[Source data]
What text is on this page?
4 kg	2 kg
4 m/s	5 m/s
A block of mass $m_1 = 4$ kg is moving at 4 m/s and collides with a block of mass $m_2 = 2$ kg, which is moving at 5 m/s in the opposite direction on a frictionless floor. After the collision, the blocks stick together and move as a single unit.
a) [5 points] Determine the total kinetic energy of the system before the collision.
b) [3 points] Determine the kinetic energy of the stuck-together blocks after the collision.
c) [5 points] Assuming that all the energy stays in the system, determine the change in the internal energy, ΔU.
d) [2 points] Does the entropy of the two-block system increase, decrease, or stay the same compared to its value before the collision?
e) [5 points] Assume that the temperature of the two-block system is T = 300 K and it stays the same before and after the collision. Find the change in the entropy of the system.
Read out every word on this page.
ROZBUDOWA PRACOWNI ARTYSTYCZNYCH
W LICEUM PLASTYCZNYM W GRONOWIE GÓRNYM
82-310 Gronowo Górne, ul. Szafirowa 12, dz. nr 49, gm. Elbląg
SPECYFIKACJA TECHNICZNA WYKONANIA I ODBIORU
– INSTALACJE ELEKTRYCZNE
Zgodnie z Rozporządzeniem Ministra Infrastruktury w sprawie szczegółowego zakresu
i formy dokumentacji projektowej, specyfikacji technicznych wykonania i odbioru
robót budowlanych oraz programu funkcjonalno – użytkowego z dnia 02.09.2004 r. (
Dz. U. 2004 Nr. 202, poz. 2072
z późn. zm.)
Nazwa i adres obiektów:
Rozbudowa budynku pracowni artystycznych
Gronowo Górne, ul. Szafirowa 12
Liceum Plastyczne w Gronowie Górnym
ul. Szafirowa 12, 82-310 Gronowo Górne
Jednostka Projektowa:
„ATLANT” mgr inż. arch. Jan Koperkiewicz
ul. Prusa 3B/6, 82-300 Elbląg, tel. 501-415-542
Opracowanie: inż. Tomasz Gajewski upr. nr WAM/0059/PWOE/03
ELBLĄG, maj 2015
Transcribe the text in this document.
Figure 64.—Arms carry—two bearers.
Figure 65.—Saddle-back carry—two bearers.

# Short exercise
From the first line to the last, retype the data exactly.

# Completed task
What text is on this page?
4 kg	2 kg
4 m/s	5 m/s
A block of mass $m_1 = 4$ kg is moving at 4 m/s and collides with a block of mass $m_2 = 2$ kg, which is moving at 5 m/s in the opposite direction on a frictionless floor. After the collision, the blocks stick together and move as a single unit.
a) [5 points] Determine the total kinetic energy of the system before the collision.
b) [3 points] Determine the kinetic energy of the stuck-together blocks after the collision.
c) [5 points] Assuming that all the energy stays in the system, determine the change in the internal energy, ΔU.
d) [2 points] Does the entropy of the two-block system increase, decrease, or stay the same compared to its value before the collision?
e) [5 points] Assume that the temperature of the two-block system is T = 300 K and it stays the same before and after the collision. Find the change in the entropy of the system.
Read out every word on this page.
ROZBUDOWA PRACOWNI ARTYSTYCZNYCH
W LICEUM PLASTYCZNYM W GRONOWIE GÓRNYM
82-310 Gronowo Górne, ul. Szafirowa 12, dz. nr 49, gm. Elbląg
SPECYFIKACJA TECHNICZNA WYKONANIA I ODBIORU
– INSTALACJE ELEKTRYCZNE
Zgodnie z Rozporządzeniem Ministra Infrastruktury w sprawie szczegółowego zakresu
i formy dokumentacji projektowej, specyfikacji technicznych wykonania i odbioru
robót budowlanych oraz programu funkcjonalno – użytkowego z dnia 02.09.2004 r. (
Dz. U. 2004 Nr. 202, poz. 2072
z późn. zm.)
Nazwa i adres obiektów:
Rozbudowa budynku pracowni artystycznych
Gronowo Górne, ul. Szafirowa 12
Liceum Plastyczne w Gronowie Górnym
ul. Szafirowa 12, 82-310 Gronowo Górne
Jednostka Projektowa:
„ATLANT” mgr inż. arch. Jan Koperkiewicz
ul. Prusa 3B/6, 82-300 Elbląg, tel. 501-415-542
Opracowanie: inż. Tomasz Gajewski upr. nr WAM/0059/PWOE/03
ELBLĄG, maj 2015
Transcribe the text in this document.
Figure 64.—Arms carry—two bearers.
Figure 65.—Saddle-back carry—two bearers.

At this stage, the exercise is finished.